> _Set problem_
Copy out the entries below precisely; nothing is to be omitted.

Dataset entries on figures
☆ ☆ ☆ ☆ ☆ ☆ ☆

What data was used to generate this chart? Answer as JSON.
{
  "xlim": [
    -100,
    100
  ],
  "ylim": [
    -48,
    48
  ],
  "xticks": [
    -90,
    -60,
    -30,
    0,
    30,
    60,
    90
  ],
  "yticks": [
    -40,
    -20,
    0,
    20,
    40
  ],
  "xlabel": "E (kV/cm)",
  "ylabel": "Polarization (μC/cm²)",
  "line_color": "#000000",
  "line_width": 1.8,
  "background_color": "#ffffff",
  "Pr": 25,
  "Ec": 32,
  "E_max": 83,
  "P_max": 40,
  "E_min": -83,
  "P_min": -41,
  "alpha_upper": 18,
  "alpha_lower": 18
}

☆ ☆ ☆ ☆ ☆ ☆ ☆

> _Correct answer_
What data was used to generate this chart? Answer as JSON.
{
  "xlim": [
    -100,
    100
  ],
  "ylim": [
    -48,
    48
  ],
  "xticks": [
    -90,
    -60,
    -30,
    0,
    30,
    60,
    90
  ],
  "yticks": [
    -40,
    -20,
    0,
    20,
    40
  ],
  "xlabel": "E (kV/cm)",
  "ylabel": "Polarization (μC/cm²)",
  "line_color": "#000000",
  "line_width": 1.8,
  "background_color": "#ffffff",
  "Pr": 25,
  "Ec": 32,
  "E_max": 83,
  "P_max": 40,
  "E_min": -83,
  "P_min": -41,
  "alpha_upper": 18,
  "alpha_lower": 18
}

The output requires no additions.